Dataset entries for page text:
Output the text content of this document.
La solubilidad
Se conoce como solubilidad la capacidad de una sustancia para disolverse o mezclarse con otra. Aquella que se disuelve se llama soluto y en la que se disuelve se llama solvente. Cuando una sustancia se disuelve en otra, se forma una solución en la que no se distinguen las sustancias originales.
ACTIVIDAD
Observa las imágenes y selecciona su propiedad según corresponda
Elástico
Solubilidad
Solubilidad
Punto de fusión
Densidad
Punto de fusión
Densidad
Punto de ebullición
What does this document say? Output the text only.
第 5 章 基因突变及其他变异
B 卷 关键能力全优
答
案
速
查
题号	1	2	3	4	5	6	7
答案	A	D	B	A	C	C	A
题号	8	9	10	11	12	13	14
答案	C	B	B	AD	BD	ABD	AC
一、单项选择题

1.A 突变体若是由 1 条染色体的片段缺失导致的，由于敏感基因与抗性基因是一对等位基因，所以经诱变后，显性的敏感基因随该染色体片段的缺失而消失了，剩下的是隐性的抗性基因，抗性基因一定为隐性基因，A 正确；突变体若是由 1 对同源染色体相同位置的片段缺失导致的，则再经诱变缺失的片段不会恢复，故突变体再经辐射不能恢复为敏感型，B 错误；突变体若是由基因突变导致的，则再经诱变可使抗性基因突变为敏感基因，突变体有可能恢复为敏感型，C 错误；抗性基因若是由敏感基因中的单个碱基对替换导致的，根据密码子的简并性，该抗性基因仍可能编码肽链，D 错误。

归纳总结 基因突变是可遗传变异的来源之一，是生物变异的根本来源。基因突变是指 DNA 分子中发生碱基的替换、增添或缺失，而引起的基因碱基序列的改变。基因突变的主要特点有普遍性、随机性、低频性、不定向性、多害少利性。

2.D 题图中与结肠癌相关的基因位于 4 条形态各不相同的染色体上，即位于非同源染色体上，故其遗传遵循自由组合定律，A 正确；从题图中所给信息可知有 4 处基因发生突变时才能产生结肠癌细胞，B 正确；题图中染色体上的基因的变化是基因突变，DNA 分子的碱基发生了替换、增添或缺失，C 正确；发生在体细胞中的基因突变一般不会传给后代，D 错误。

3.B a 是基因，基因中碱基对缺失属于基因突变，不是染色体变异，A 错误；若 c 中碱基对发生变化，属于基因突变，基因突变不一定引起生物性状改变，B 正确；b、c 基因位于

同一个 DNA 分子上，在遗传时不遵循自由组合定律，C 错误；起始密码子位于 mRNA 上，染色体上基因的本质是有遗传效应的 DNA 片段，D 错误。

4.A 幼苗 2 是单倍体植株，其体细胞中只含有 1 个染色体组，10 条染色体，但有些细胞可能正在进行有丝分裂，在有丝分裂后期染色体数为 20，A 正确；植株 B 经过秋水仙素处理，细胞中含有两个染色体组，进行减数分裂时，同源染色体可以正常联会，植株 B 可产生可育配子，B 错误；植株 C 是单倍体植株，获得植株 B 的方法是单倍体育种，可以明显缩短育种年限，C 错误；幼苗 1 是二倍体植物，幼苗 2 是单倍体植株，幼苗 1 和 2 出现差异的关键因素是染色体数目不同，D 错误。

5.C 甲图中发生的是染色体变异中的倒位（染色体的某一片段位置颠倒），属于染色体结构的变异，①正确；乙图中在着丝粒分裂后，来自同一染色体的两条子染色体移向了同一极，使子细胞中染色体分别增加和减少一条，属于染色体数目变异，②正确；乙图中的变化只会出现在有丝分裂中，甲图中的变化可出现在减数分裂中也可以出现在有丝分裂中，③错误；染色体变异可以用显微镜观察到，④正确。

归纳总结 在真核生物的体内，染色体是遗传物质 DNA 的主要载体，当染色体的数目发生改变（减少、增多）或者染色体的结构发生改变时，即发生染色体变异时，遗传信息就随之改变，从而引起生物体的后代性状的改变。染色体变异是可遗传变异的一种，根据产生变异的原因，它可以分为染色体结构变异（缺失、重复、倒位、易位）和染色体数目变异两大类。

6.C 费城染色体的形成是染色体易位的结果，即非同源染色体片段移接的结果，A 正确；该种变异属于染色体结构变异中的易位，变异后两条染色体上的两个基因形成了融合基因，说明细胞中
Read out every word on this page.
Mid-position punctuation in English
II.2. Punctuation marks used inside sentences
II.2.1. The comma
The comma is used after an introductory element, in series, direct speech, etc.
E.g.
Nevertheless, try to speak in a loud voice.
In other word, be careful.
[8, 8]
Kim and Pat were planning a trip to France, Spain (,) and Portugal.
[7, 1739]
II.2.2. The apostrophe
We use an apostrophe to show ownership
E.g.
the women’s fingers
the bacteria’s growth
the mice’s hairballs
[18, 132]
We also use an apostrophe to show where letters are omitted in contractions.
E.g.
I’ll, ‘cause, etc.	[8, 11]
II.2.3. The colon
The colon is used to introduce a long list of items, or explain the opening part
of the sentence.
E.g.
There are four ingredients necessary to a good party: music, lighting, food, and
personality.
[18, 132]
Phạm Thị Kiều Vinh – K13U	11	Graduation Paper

▶ **Task brief**
Keeping each line exactly as it is, retype all of the data.

▶ **Reply**
Output the text content of this document.
La solubilidad
Se conoce como solubilidad la capacidad de una sustancia para disolverse o mezclarse con otra. Aquella que se disuelve se llama soluto y en la que se disuelve se llama solvente. Cuando una sustancia se disuelve en otra, se forma una solución en la que no se distinguen las sustancias originales.
ACTIVIDAD
Observa las imágenes y selecciona su propiedad según corresponda
Elástico
Solubilidad
Solubilidad
Punto de fusión
Densidad
Punto de fusión
Densidad
Punto de ebullición
What does this document say? Output the text only.
第 5 章 基因突变及其他变异
B 卷 关键能力全优
答
案
速
查
题号	1	2	3	4	5	6	7
答案	A	D	B	A	C	C	A
题号	8	9	10	11	12	13	14
答案	C	B	B	AD	BD	ABD	AC
一、单项选择题

1.A 突变体若是由 1 条染色体的片段缺失导致的，由于敏感基因与抗性基因是一对等位基因，所以经诱变后，显性的敏感基因随该染色体片段的缺失而消失了，剩下的是隐性的抗性基因，抗性基因一定为隐性基因，A 正确；突变体若是由 1 对同源染色体相同位置的片段缺失导致的，则再经诱变缺失的片段不会恢复，故突变体再经辐射不能恢复为敏感型，B 错误；突变体若是由基因突变导致的，则再经诱变可使抗性基因突变为敏感基因，突变体有可能恢复为敏感型，C 错误；抗性基因若是由敏感基因中的单个碱基对替换导致的，根据密码子的简并性，该抗性基因仍可能编码肽链，D 错误。

归纳总结 基因突变是可遗传变异的来源之一，是生物变异的根本来源。基因突变是指 DNA 分子中发生碱基的替换、增添或缺失，而引起的基因碱基序列的改变。基因突变的主要特点有普遍性、随机性、低频性、不定向性、多害少利性。

2.D 题图中与结肠癌相关的基因位于 4 条形态各不相同的染色体上，即位于非同源染色体上，故其遗传遵循自由组合定律，A 正确；从题图中所给信息可知有 4 处基因发生突变时才能产生结肠癌细胞，B 正确；题图中染色体上的基因的变化是基因突变，DNA 分子的碱基发生了替换、增添或缺失，C 正确；发生在体细胞中的基因突变一般不会传给后代，D 错误。

3.B a 是基因，基因中碱基对缺失属于基因突变，不是染色体变异，A 错误；若 c 中碱基对发生变化，属于基因突变，基因突变不一定引起生物性状改变，B 正确；b、c 基因位于

同一个 DNA 分子上，在遗传时不遵循自由组合定律，C 错误；起始密码子位于 mRNA 上，染色体上基因的本质是有遗传效应的 DNA 片段，D 错误。

4.A 幼苗 2 是单倍体植株，其体细胞中只含有 1 个染色体组，10 条染色体，但有些细胞可能正在进行有丝分裂，在有丝分裂后期染色体数为 20，A 正确；植株 B 经过秋水仙素处理，细胞中含有两个染色体组，进行减数分裂时，同源染色体可以正常联会，植株 B 可产生可育配子，B 错误；植株 C 是单倍体植株，获得植株 B 的方法是单倍体育种，可以明显缩短育种年限，C 错误；幼苗 1 是二倍体植物，幼苗 2 是单倍体植株，幼苗 1 和 2 出现差异的关键因素是染色体数目不同，D 错误。

5.C 甲图中发生的是染色体变异中的倒位（染色体的某一片段位置颠倒），属于染色体结构的变异，①正确；乙图中在着丝粒分裂后，来自同一染色体的两条子染色体移向了同一极，使子细胞中染色体分别增加和减少一条，属于染色体数目变异，②正确；乙图中的变化只会出现在有丝分裂中，甲图中的变化可出现在减数分裂中也可以出现在有丝分裂中，③错误；染色体变异可以用显微镜观察到，④正确。

归纳总结 在真核生物的体内，染色体是遗传物质 DNA 的主要载体，当染色体的数目发生改变（减少、增多）或者染色体的结构发生改变时，即发生染色体变异时，遗传信息就随之改变，从而引起生物体的后代性状的改变。染色体变异是可遗传变异的一种，根据产生变异的原因，它可以分为染色体结构变异（缺失、重复、倒位、易位）和染色体数目变异两大类。

6.C 费城染色体的形成是染色体易位的结果，即非同源染色体片段移接的结果，A 正确；该种变异属于染色体结构变异中的易位，变异后两条染色体上的两个基因形成了融合基因，说明细胞中
Read out every word on this page.
Mid-position punctuation in English
II.2. Punctuation marks used inside sentences
II.2.1. The comma
The comma is used after an introductory element, in series, direct speech, etc.
E.g.
Nevertheless, try to speak in a loud voice.
In other word, be careful.
[8, 8]
Kim and Pat were planning a trip to France, Spain (,) and Portugal.
[7, 1739]
II.2.2. The apostrophe
We use an apostrophe to show ownership
E.g.
the women’s fingers
the bacteria’s growth
the mice’s hairballs
[18, 132]
We also use an apostrophe to show where letters are omitted in contractions.
E.g.
I’ll, ‘cause, etc.	[8, 11]
II.2.3. The colon
The colon is used to introduce a long list of items, or explain the opening part
of the sentence.
E.g.
There are four ingredients necessary to a good party: music, lighting, food, and
personality.
[18, 132]
Phạm Thị Kiều Vinh – K13U	11	Graduation Paper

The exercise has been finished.